• _AIM_: Below is a set of records; restate each one word for word.

(Data excerpts)
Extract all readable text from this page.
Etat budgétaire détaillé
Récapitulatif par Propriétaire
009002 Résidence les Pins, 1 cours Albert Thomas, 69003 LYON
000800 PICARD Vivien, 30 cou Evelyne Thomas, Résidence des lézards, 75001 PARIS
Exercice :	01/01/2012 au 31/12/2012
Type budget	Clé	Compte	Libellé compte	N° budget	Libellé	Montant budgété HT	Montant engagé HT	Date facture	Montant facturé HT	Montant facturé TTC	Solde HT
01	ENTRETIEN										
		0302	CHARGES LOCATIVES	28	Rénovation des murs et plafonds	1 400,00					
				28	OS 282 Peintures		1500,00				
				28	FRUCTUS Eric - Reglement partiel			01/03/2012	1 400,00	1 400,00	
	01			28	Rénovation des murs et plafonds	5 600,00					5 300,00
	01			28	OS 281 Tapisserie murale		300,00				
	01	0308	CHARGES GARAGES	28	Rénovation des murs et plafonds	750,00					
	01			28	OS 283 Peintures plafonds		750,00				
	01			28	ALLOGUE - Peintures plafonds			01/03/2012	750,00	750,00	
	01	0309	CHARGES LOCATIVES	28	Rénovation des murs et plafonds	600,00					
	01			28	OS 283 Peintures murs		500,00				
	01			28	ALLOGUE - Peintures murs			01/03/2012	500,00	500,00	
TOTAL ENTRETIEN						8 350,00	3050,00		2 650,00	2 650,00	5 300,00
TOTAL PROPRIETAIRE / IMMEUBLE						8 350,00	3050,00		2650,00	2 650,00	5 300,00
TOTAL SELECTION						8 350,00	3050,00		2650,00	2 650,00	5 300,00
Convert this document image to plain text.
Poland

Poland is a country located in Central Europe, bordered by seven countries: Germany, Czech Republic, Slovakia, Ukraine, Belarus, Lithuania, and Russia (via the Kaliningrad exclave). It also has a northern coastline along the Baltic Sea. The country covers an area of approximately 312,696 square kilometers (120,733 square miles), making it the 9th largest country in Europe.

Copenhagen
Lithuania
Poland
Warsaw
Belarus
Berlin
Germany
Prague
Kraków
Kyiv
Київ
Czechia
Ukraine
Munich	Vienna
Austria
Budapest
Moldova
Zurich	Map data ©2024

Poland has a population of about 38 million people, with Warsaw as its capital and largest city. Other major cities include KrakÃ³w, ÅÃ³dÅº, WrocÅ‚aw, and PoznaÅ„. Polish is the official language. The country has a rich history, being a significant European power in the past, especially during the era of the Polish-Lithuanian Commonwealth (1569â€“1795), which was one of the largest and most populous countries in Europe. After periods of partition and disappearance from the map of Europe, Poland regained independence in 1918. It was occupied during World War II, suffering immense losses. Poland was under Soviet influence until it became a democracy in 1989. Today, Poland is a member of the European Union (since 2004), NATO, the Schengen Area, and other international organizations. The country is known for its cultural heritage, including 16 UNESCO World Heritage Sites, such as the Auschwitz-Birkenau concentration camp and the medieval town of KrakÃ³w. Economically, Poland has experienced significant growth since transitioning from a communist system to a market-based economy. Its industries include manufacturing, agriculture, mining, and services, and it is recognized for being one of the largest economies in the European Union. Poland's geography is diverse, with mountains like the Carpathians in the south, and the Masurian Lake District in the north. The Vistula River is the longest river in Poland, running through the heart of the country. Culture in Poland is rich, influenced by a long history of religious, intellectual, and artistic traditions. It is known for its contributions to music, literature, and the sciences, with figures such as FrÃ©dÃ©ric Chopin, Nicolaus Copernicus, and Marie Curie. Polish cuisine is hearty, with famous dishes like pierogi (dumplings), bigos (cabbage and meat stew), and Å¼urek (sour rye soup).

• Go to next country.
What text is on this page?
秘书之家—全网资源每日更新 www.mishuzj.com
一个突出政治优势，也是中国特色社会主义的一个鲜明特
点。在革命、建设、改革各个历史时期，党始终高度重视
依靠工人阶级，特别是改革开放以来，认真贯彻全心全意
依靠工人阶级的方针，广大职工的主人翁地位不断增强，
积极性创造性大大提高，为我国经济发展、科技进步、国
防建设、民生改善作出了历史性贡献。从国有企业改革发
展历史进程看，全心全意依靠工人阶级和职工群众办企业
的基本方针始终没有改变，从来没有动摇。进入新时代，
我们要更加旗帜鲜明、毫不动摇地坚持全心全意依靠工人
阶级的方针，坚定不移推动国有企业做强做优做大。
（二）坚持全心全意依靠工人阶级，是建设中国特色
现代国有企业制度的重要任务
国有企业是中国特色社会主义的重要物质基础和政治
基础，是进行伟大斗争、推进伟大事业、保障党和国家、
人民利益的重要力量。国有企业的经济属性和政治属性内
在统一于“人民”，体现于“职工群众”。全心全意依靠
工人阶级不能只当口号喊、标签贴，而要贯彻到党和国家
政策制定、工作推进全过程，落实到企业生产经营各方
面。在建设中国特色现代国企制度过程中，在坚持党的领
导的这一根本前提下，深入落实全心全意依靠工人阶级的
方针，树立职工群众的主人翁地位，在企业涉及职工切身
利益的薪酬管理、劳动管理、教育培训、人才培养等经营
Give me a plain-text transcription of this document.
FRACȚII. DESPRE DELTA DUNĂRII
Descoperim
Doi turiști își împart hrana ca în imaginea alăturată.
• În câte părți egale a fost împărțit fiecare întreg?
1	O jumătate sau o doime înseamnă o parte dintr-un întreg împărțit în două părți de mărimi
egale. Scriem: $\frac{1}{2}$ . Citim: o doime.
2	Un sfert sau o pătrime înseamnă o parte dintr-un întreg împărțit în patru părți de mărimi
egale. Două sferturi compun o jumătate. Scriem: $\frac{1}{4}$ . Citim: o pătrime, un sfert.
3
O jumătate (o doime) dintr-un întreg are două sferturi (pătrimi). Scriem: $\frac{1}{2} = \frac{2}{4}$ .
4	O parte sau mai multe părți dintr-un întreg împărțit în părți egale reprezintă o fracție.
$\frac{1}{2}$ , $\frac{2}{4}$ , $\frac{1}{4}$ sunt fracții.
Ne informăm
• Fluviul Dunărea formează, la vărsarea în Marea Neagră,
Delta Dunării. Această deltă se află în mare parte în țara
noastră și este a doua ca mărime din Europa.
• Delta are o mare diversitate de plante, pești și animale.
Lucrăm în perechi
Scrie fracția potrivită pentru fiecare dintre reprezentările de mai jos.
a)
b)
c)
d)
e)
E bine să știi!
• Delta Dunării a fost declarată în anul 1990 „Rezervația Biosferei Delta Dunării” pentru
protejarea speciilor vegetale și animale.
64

• _EXERCISE RESULT_:
Extract all readable text from this page.
Etat budgétaire détaillé
Récapitulatif par Propriétaire
009002 Résidence les Pins, 1 cours Albert Thomas, 69003 LYON
000800 PICARD Vivien, 30 cou Evelyne Thomas, Résidence des lézards, 75001 PARIS
Exercice :	01/01/2012 au 31/12/2012
Type budget	Clé	Compte	Libellé compte	N° budget	Libellé	Montant budgété HT	Montant engagé HT	Date facture	Montant facturé HT	Montant facturé TTC	Solde HT
01	ENTRETIEN										
		0302	CHARGES LOCATIVES	28	Rénovation des murs et plafonds	1 400,00					
				28	OS 282 Peintures		1500,00				
				28	FRUCTUS Eric - Reglement partiel			01/03/2012	1 400,00	1 400,00	
	01			28	Rénovation des murs et plafonds	5 600,00					5 300,00
	01			28	OS 281 Tapisserie murale		300,00				
	01	0308	CHARGES GARAGES	28	Rénovation des murs et plafonds	750,00					
	01			28	OS 283 Peintures plafonds		750,00				
	01			28	ALLOGUE - Peintures plafonds			01/03/2012	750,00	750,00	
	01	0309	CHARGES LOCATIVES	28	Rénovation des murs et plafonds	600,00					
	01			28	OS 283 Peintures murs		500,00				
	01			28	ALLOGUE - Peintures murs			01/03/2012	500,00	500,00	
TOTAL ENTRETIEN						8 350,00	3050,00		2 650,00	2 650,00	5 300,00
TOTAL PROPRIETAIRE / IMMEUBLE						8 350,00	3050,00		2650,00	2 650,00	5 300,00
TOTAL SELECTION						8 350,00	3050,00		2650,00	2 650,00	5 300,00
Convert this document image to plain text.
Poland

Poland is a country located in Central Europe, bordered by seven countries: Germany, Czech Republic, Slovakia, Ukraine, Belarus, Lithuania, and Russia (via the Kaliningrad exclave). It also has a northern coastline along the Baltic Sea. The country covers an area of approximately 312,696 square kilometers (120,733 square miles), making it the 9th largest country in Europe.

Copenhagen
Lithuania
Poland
Warsaw
Belarus
Berlin
Germany
Prague
Kraków
Kyiv
Київ
Czechia
Ukraine
Munich	Vienna
Austria
Budapest
Moldova
Zurich	Map data ©2024

Poland has a population of about 38 million people, with Warsaw as its capital and largest city. Other major cities include KrakÃ³w, ÅÃ³dÅº, WrocÅ‚aw, and PoznaÅ„. Polish is the official language. The country has a rich history, being a significant European power in the past, especially during the era of the Polish-Lithuanian Commonwealth (1569â€“1795), which was one of the largest and most populous countries in Europe. After periods of partition and disappearance from the map of Europe, Poland regained independence in 1918. It was occupied during World War II, suffering immense losses. Poland was under Soviet influence until it became a democracy in 1989. Today, Poland is a member of the European Union (since 2004), NATO, the Schengen Area, and other international organizations. The country is known for its cultural heritage, including 16 UNESCO World Heritage Sites, such as the Auschwitz-Birkenau concentration camp and the medieval town of KrakÃ³w. Economically, Poland has experienced significant growth since transitioning from a communist system to a market-based economy. Its industries include manufacturing, agriculture, mining, and services, and it is recognized for being one of the largest economies in the European Union. Poland's geography is diverse, with mountains like the Carpathians in the south, and the Masurian Lake District in the north. The Vistula River is the longest river in Poland, running through the heart of the country. Culture in Poland is rich, influenced by a long history of religious, intellectual, and artistic traditions. It is known for its contributions to music, literature, and the sciences, with figures such as FrÃ©dÃ©ric Chopin, Nicolaus Copernicus, and Marie Curie. Polish cuisine is hearty, with famous dishes like pierogi (dumplings), bigos (cabbage and meat stew), and Å¼urek (sour rye soup).

• Go to next country.
What text is on this page?
秘书之家—全网资源每日更新 www.mishuzj.com
一个突出政治优势，也是中国特色社会主义的一个鲜明特
点。在革命、建设、改革各个历史时期，党始终高度重视
依靠工人阶级，特别是改革开放以来，认真贯彻全心全意
依靠工人阶级的方针，广大职工的主人翁地位不断增强，
积极性创造性大大提高，为我国经济发展、科技进步、国
防建设、民生改善作出了历史性贡献。从国有企业改革发
展历史进程看，全心全意依靠工人阶级和职工群众办企业
的基本方针始终没有改变，从来没有动摇。进入新时代，
我们要更加旗帜鲜明、毫不动摇地坚持全心全意依靠工人
阶级的方针，坚定不移推动国有企业做强做优做大。
（二）坚持全心全意依靠工人阶级，是建设中国特色
现代国有企业制度的重要任务
国有企业是中国特色社会主义的重要物质基础和政治
基础，是进行伟大斗争、推进伟大事业、保障党和国家、
人民利益的重要力量。国有企业的经济属性和政治属性内
在统一于“人民”，体现于“职工群众”。全心全意依靠
工人阶级不能只当口号喊、标签贴，而要贯彻到党和国家
政策制定、工作推进全过程，落实到企业生产经营各方
面。在建设中国特色现代国企制度过程中，在坚持党的领
导的这一根本前提下，深入落实全心全意依靠工人阶级的
方针，树立职工群众的主人翁地位，在企业涉及职工切身
利益的薪酬管理、劳动管理、教育培训、人才培养等经营
Give me a plain-text transcription of this document.
FRACȚII. DESPRE DELTA DUNĂRII
Descoperim
Doi turiști își împart hrana ca în imaginea alăturată.
• În câte părți egale a fost împărțit fiecare întreg?
1	O jumătate sau o doime înseamnă o parte dintr-un întreg împărțit în două părți de mărimi
egale. Scriem: $\frac{1}{2}$ . Citim: o doime.
2	Un sfert sau o pătrime înseamnă o parte dintr-un întreg împărțit în patru părți de mărimi
egale. Două sferturi compun o jumătate. Scriem: $\frac{1}{4}$ . Citim: o pătrime, un sfert.
3
O jumătate (o doime) dintr-un întreg are două sferturi (pătrimi). Scriem: $\frac{1}{2} = \frac{2}{4}$ .
4	O parte sau mai multe părți dintr-un întreg împărțit în părți egale reprezintă o fracție.
$\frac{1}{2}$ , $\frac{2}{4}$ , $\frac{1}{4}$ sunt fracții.
Ne informăm
• Fluviul Dunărea formează, la vărsarea în Marea Neagră,
Delta Dunării. Această deltă se află în mare parte în țara
noastră și este a doua ca mărime din Europa.
• Delta are o mare diversitate de plante, pești și animale.
Lucrăm în perechi
Scrie fracția potrivită pentru fiecare dintre reprezentările de mai jos.
a)
b)
c)
d)
e)
E bine să știi!
• Delta Dunării a fost declarată în anul 1990 „Rezervația Biosferei Delta Dunării” pentru
protejarea speciilor vegetale și animale.
64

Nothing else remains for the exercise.